Collected data
● ● ●

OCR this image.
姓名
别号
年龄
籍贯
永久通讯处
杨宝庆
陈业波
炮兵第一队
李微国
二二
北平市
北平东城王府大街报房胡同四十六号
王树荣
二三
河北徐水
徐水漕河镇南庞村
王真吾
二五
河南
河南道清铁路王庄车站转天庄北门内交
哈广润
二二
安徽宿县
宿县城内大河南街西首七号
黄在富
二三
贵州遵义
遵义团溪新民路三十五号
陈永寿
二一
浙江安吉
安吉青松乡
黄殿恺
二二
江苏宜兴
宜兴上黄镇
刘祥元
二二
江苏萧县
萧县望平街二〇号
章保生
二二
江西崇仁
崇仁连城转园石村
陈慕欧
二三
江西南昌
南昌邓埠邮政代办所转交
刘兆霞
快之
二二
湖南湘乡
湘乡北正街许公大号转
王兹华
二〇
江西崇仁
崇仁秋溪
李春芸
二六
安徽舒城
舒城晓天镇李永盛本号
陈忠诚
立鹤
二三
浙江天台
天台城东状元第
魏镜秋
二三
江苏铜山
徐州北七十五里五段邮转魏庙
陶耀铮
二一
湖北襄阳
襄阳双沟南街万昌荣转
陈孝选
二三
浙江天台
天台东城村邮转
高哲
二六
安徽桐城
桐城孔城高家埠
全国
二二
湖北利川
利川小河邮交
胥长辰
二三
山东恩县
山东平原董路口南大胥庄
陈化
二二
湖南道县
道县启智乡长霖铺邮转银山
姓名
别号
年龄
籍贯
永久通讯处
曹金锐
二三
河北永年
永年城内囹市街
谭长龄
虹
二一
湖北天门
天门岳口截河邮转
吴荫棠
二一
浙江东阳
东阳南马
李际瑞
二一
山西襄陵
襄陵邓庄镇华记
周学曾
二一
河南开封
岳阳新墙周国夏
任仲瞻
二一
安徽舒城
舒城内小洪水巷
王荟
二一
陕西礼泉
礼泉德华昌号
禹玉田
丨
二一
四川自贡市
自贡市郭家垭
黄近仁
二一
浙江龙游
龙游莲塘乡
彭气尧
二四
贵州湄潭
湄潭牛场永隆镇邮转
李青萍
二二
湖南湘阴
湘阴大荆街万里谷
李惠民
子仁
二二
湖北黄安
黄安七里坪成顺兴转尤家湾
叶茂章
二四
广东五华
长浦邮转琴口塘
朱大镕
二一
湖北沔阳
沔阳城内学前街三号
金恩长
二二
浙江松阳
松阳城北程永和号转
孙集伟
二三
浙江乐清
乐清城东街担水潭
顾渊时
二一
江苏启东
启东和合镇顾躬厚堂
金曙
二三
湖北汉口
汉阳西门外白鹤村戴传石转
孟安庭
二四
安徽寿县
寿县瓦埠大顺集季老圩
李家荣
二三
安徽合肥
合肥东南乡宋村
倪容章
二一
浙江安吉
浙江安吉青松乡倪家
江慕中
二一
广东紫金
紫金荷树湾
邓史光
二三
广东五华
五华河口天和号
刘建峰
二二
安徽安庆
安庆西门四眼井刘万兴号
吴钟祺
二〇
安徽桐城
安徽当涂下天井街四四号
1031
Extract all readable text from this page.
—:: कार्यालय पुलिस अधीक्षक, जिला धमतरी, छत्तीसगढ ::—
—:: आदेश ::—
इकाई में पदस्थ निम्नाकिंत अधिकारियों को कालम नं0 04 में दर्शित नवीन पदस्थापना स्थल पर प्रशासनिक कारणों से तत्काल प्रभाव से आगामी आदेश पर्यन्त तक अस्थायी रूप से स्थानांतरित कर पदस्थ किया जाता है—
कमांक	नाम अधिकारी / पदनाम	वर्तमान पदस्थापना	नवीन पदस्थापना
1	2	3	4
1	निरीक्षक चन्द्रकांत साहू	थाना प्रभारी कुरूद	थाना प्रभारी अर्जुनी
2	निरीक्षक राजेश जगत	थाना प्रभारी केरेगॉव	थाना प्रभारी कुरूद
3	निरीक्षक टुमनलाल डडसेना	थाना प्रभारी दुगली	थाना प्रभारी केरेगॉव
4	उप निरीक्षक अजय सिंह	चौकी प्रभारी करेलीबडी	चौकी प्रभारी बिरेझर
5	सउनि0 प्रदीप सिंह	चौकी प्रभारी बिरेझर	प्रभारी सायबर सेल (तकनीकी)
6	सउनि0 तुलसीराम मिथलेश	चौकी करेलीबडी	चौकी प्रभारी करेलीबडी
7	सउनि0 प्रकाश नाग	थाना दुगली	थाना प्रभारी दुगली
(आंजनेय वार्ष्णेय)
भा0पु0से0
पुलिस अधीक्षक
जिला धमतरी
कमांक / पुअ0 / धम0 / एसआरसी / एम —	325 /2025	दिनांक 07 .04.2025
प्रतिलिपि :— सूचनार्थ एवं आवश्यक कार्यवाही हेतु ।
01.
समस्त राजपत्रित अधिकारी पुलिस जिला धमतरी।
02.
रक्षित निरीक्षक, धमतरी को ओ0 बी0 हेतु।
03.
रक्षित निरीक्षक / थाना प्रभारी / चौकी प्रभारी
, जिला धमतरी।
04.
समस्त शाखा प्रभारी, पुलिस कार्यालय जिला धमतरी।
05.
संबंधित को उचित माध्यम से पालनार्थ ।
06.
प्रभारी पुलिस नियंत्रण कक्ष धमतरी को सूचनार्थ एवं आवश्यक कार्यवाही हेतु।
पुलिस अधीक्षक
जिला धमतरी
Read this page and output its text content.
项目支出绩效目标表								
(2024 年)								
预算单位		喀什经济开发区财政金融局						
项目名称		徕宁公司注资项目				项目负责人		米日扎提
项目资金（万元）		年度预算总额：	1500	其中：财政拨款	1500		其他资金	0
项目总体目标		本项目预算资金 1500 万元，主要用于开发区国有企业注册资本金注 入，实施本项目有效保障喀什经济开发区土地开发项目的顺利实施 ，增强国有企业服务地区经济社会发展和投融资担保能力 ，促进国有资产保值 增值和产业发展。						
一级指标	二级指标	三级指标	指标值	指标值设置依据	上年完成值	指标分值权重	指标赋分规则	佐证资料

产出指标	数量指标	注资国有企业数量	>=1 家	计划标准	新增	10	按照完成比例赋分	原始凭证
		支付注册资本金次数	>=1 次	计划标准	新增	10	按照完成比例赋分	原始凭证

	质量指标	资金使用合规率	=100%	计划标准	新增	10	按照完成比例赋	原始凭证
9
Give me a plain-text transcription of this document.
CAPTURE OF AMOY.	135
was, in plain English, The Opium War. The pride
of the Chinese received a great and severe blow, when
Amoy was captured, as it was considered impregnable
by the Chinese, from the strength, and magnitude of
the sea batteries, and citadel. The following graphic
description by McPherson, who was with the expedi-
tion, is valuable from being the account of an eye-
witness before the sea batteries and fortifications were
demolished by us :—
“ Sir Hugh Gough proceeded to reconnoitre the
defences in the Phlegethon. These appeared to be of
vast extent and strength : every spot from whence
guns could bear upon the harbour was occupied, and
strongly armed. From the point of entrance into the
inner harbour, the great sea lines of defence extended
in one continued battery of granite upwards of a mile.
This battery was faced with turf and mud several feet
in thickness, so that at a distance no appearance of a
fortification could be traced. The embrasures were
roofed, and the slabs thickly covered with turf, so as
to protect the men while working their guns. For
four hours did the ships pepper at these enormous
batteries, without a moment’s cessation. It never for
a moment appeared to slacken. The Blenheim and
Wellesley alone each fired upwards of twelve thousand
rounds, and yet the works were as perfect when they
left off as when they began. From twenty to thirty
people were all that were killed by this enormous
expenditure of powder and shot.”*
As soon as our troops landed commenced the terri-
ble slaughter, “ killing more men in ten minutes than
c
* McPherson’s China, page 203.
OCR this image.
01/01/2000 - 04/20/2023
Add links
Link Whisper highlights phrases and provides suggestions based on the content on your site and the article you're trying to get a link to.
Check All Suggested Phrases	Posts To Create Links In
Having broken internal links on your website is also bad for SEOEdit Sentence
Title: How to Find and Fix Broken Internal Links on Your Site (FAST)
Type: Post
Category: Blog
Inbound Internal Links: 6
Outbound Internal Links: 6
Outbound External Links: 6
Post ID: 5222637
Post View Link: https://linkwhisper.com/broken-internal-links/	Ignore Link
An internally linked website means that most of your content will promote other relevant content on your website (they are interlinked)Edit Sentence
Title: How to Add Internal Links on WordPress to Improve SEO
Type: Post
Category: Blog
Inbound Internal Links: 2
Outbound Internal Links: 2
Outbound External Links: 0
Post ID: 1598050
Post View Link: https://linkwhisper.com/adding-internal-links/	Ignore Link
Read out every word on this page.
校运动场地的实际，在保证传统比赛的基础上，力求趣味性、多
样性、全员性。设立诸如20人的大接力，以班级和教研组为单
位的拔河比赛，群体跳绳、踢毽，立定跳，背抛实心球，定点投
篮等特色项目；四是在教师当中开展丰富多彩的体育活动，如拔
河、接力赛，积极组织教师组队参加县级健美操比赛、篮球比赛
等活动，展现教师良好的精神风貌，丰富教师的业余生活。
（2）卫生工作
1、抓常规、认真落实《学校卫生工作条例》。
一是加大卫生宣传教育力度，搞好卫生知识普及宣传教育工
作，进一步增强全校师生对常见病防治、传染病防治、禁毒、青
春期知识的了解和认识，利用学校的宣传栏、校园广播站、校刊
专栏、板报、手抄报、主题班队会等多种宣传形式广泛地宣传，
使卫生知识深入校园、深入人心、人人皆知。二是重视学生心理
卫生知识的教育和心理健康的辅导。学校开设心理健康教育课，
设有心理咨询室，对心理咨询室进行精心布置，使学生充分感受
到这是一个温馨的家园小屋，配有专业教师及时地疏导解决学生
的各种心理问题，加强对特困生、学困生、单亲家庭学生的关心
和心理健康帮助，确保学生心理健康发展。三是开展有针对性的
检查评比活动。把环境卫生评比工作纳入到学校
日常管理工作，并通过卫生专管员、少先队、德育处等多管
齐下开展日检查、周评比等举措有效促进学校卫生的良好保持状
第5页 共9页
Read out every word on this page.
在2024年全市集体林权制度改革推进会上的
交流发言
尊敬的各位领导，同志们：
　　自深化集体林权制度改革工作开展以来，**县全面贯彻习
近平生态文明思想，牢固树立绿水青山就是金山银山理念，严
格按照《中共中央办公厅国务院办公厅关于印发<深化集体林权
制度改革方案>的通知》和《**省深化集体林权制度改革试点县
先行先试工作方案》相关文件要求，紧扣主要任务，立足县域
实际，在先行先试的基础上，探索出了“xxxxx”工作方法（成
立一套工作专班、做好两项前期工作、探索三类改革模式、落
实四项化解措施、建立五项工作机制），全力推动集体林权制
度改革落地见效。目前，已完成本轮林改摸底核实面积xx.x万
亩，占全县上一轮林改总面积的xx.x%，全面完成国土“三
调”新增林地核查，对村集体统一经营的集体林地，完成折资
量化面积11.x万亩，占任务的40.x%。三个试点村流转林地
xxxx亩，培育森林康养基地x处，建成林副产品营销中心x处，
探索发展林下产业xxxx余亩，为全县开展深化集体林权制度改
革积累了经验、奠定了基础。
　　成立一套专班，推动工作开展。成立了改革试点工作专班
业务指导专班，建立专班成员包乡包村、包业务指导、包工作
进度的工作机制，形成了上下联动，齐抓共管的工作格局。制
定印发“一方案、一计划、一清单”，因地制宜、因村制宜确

● ● ●

_Task goal_:
Filter the records for lines holding the string "great". Copy each one.

_Final answer_:
of the Chinese received a great and severe blow, when
inner harbour, the great sea lines of defence extended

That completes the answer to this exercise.